Retype the passage on holiness below word for word, from "This is the great" to "over your souls.".

SOURCE PASSAGE:
※

Now, if there is any voice in the world which is assuredly divine it is that which cries out of the excellent glory, "Little children, keep yourselves from idols!" "Lay aside, in reference to your former conduct, the old man, which is being corrupted in accordance with the lusts of deceit, and be renewed in the spirit of your mind." "Abstain from all appearance of evil." "Be perfect therefore, even as your Father who is in Heaven is perfect."
This is the intention of the Father's election—he has chosen us that we should be holy.
This is the object of Christ's redemption—he has determined to redeem us from all iniquity.
This is the great end and aim of the Spirit of God—that we may be his workmanship, created in the image of God.
Holiness is the great requirement, and at the same time the great privilege of the gospel of our Lord Jesus Christ.
O brethren, think not that these lips speak alone when I say: Slay the sins that are in you, let not one escape; it is God that speaks it, and let his voice have power over your souls.
Again, I think Elijah had a very prevalent argument as he pointed to the fields around Carmel, and to the parched sides of the mountain. As far as the eye could see, there was not a speck of verdure. Even where the brooks at other times had supported a narrow line of straggling vegetation, there was now no trace of rush, or reed, or grass; all brooks and rivulets were dried up, and their banks were desolate. Men looked with eager gaze, but saw no trace of grass for beasts, or corn for men. With what eloquence could Elijah have pleaded had he cared to do so! "All this has been brought upon you by your sins; you have turned aside from God, and he has smitten you until Lebanon languishes and Sharon's plains are as the dust of the furnace. If you would remove the evil, sweep away the cause of it. Slay the traitors who have despoiled you."

※

RECORD EXTRACTS:
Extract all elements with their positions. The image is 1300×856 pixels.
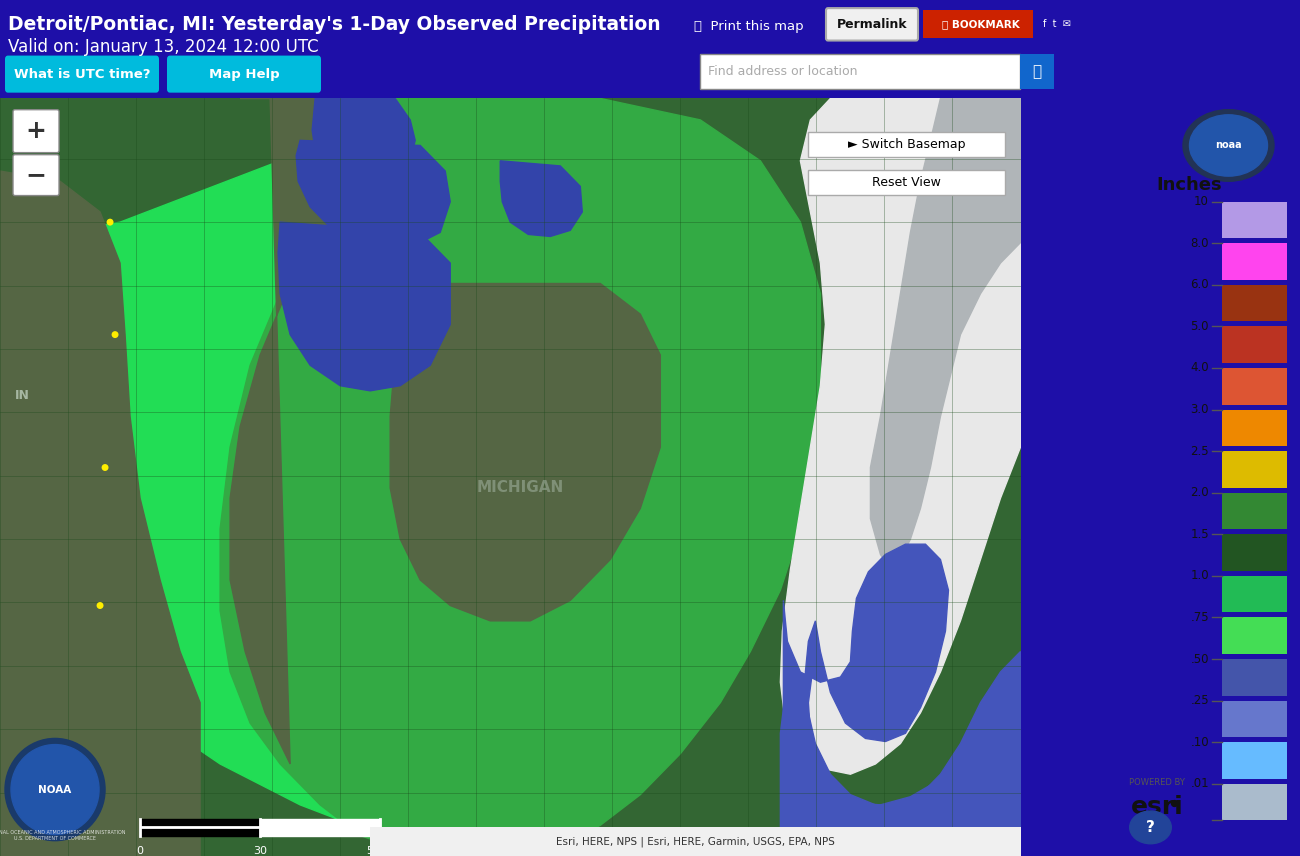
Polygon shape	[500, 161, 582, 236]
Bar	[923, 10, 1034, 39]
Text: POWERED BY: POWERED BY	[1130, 778, 1184, 787]
Text: 4.0: 4.0	[1191, 361, 1209, 374]
Bar	[1222, 784, 1287, 820]
Text: What is UTC time?: What is UTC time?	[14, 68, 151, 80]
Polygon shape	[296, 140, 450, 247]
Bar	[1222, 451, 1287, 488]
Text: Detroit/Pontiac, MI: Yesterday's 1-Day Observed Precipitation: Detroit/Pontiac, MI: Yesterday's 1-Day O…	[8, 15, 660, 34]
Bar	[1222, 742, 1287, 779]
Text: Reset View: Reset View	[872, 176, 941, 189]
Point	[100, 216, 121, 229]
Point	[1164, 796, 1184, 810]
Polygon shape	[312, 98, 415, 183]
Text: .01: .01	[1191, 777, 1209, 790]
Circle shape	[5, 739, 105, 841]
Polygon shape	[390, 283, 660, 621]
Text: .50: .50	[1191, 652, 1209, 665]
Bar	[699, 55, 1021, 89]
Bar	[1222, 700, 1287, 737]
Bar	[1222, 493, 1287, 529]
Text: MICHIGAN: MICHIGAN	[477, 480, 564, 496]
FancyBboxPatch shape	[13, 110, 58, 152]
Text: NOAA: NOAA	[39, 785, 72, 794]
Polygon shape	[0, 125, 780, 856]
Text: 0: 0	[136, 846, 143, 856]
Text: .25: .25	[1191, 694, 1209, 707]
Text: Valid on: January 13, 2024 12:00 UTC: Valid on: January 13, 2024 12:00 UTC	[8, 39, 318, 56]
FancyBboxPatch shape	[166, 56, 321, 92]
Text: ► Switch Basemap: ► Switch Basemap	[848, 138, 966, 151]
Text: .75: .75	[1191, 611, 1209, 624]
Point	[95, 461, 116, 474]
FancyBboxPatch shape	[826, 8, 918, 40]
Bar	[1222, 576, 1287, 612]
Text: 1.0: 1.0	[1191, 569, 1209, 582]
Text: NATIONAL OCEANIC AND ATMOSPHERIC ADMINISTRATION
U.S. DEPARTMENT OF COMMERCE: NATIONAL OCEANIC AND ATMOSPHERIC ADMINIS…	[0, 829, 126, 841]
Polygon shape	[871, 98, 1020, 570]
Point	[90, 598, 110, 612]
Bar	[1020, 55, 1054, 89]
Text: 🖺  Print this map: 🖺 Print this map	[694, 20, 803, 33]
Bar	[1222, 409, 1287, 446]
FancyBboxPatch shape	[13, 155, 58, 195]
Text: 🔍: 🔍	[1032, 64, 1041, 80]
Text: 8.0: 8.0	[1191, 237, 1209, 250]
Text: Esri, HERE, NPS | Esri, HERE, Garmin, USGS, EPA, NPS: Esri, HERE, NPS | Esri, HERE, Garmin, US…	[556, 836, 835, 847]
Text: Find address or location: Find address or location	[708, 65, 858, 78]
Text: 10: 10	[1195, 195, 1209, 208]
Polygon shape	[780, 98, 1020, 774]
Bar	[1222, 326, 1287, 363]
Text: +: +	[26, 119, 47, 143]
Text: Permalink: Permalink	[837, 18, 907, 31]
FancyBboxPatch shape	[809, 170, 1005, 195]
Text: 50mi: 50mi	[367, 846, 394, 856]
Text: 2.5: 2.5	[1191, 444, 1209, 458]
Polygon shape	[0, 171, 200, 856]
Text: f  t  ✉: f t ✉	[1043, 20, 1071, 29]
Point	[105, 328, 126, 342]
Text: noaa: noaa	[1216, 140, 1241, 151]
Circle shape	[1190, 115, 1268, 176]
Text: IN: IN	[16, 389, 30, 402]
FancyBboxPatch shape	[809, 132, 1005, 157]
Bar	[1222, 243, 1287, 280]
Text: .10: .10	[1191, 735, 1209, 749]
Text: 30: 30	[254, 846, 266, 856]
Polygon shape	[278, 223, 450, 391]
Bar	[1222, 285, 1287, 322]
Polygon shape	[641, 672, 1020, 856]
FancyBboxPatch shape	[5, 56, 159, 92]
Polygon shape	[0, 98, 1020, 856]
Circle shape	[10, 745, 99, 835]
Text: 1.5: 1.5	[1191, 528, 1209, 541]
Polygon shape	[230, 98, 380, 764]
Bar	[1222, 534, 1287, 571]
Text: 3.0: 3.0	[1191, 403, 1209, 416]
Text: 5.0: 5.0	[1191, 320, 1209, 333]
Text: 🔖 BOOKMARK: 🔖 BOOKMARK	[942, 20, 1019, 29]
Text: 6.0: 6.0	[1191, 278, 1209, 291]
Text: Map Help: Map Help	[209, 68, 280, 80]
Text: ?: ?	[1147, 820, 1154, 835]
Circle shape	[1183, 110, 1274, 181]
Text: esri: esri	[1131, 795, 1183, 819]
Text: −: −	[26, 163, 47, 187]
Text: Inches: Inches	[1157, 176, 1222, 194]
Polygon shape	[220, 98, 820, 856]
Bar	[370, 828, 1020, 856]
Text: 2.0: 2.0	[1191, 486, 1209, 499]
Circle shape	[1130, 811, 1171, 844]
Bar	[1222, 368, 1287, 405]
Bar	[1222, 617, 1287, 654]
Bar	[1222, 659, 1287, 696]
Polygon shape	[780, 544, 1020, 856]
Bar	[1222, 202, 1287, 238]
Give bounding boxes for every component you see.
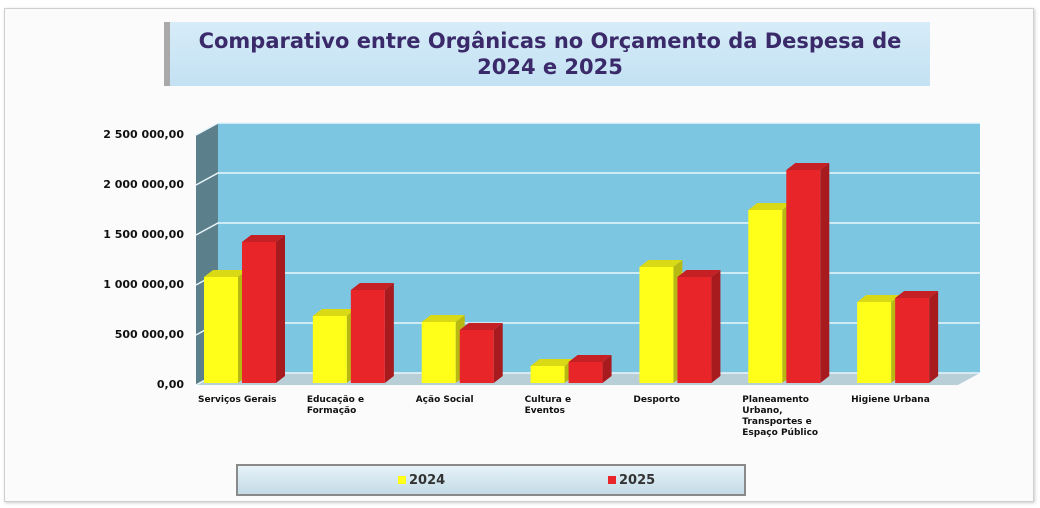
- chart-title: Comparativo entre Orgânicas no Orçamento…: [164, 22, 930, 86]
- x-tick-label: Higiene Urbana: [851, 395, 930, 405]
- bar-top: [421, 315, 465, 322]
- bar-front: [568, 362, 603, 383]
- y-tick-label: 1 500 000,00: [103, 228, 184, 241]
- bar-top: [530, 359, 574, 366]
- legend: 2024 2025: [236, 464, 746, 496]
- y-tick-label: 1 000 000,00: [103, 278, 184, 291]
- x-tick-label: Desporto: [633, 395, 680, 405]
- bar: [857, 295, 901, 383]
- bar-front: [748, 210, 783, 383]
- x-tick-label: Cultura e Eventos: [524, 395, 572, 416]
- bar-side: [602, 355, 612, 383]
- bar-side: [493, 323, 503, 383]
- bar-top: [857, 295, 901, 302]
- bar-side: [276, 235, 285, 383]
- bar: [242, 235, 285, 383]
- bar-front: [312, 316, 347, 383]
- bar: [786, 163, 830, 383]
- bar-top: [350, 283, 394, 290]
- grid-line: [195, 222, 980, 236]
- bar-top: [677, 270, 721, 277]
- bar-top: [786, 163, 830, 170]
- bar-top: [748, 203, 792, 210]
- bar-front: [857, 302, 892, 383]
- bar-front: [639, 267, 674, 383]
- y-tick-label: 2 000 000,00: [103, 178, 184, 191]
- bar-front: [677, 277, 712, 383]
- bar-top: [895, 291, 939, 298]
- bar-front: [459, 330, 494, 383]
- bar: [748, 203, 792, 383]
- legend-label: 2024: [409, 473, 446, 488]
- bar-top: [312, 309, 356, 316]
- bar-side: [711, 270, 721, 383]
- bar-front: [204, 277, 238, 383]
- bar-top: [459, 323, 503, 330]
- y-tick-label: 0,00: [157, 378, 184, 391]
- y-tick-label: 2 500 000,00: [103, 128, 184, 141]
- bar: [530, 359, 574, 383]
- legend-swatch: [398, 476, 406, 484]
- bar: [895, 291, 939, 383]
- bar-top: [568, 355, 612, 362]
- bar: [350, 283, 394, 383]
- bar: [204, 270, 247, 383]
- x-tick-label: Planeamento Urbano, Transportes e Espaço…: [742, 395, 819, 438]
- bar-top: [242, 235, 285, 242]
- x-tick-label: Ação Social: [415, 395, 474, 405]
- legend-label: 2025: [619, 473, 656, 488]
- bar: [312, 309, 356, 383]
- legend-item: 2025: [608, 473, 655, 488]
- bar-side: [929, 291, 939, 383]
- bar-front: [242, 242, 276, 383]
- bar: [459, 323, 503, 383]
- bar: [639, 260, 683, 383]
- bar-side: [820, 163, 830, 383]
- bar-front: [895, 298, 930, 383]
- grid-line: [195, 172, 980, 186]
- bar-front: [350, 290, 385, 383]
- bar: [677, 270, 721, 383]
- bar: [568, 355, 612, 383]
- bar-top: [639, 260, 683, 267]
- bar-front: [786, 170, 821, 383]
- x-tick-label: Educação e Formação: [306, 395, 365, 416]
- bar: [421, 315, 465, 383]
- bar-top: [204, 270, 247, 277]
- bar-front: [421, 322, 456, 383]
- bar-side: [384, 283, 394, 383]
- grid-line: [195, 122, 980, 136]
- legend-item: 2024: [398, 473, 445, 488]
- x-tick-label: Serviços Gerais: [198, 395, 277, 405]
- y-tick-label: 500 000,00: [115, 328, 185, 341]
- legend-swatch: [608, 476, 616, 484]
- bar-front: [530, 366, 565, 383]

※

THE RESPONSE:
This is the great end and aim of the Spirit of God—that we may be his workmanship, created in the image of God.
Holiness is the great requirement, and at the same time the great privilege of the gospel of our Lord Jesus Christ.
O brethren, think not that these lips speak alone when I say: Slay the sins that are in you, let not one escape; it is God that speaks it, and let his voice have power over your souls.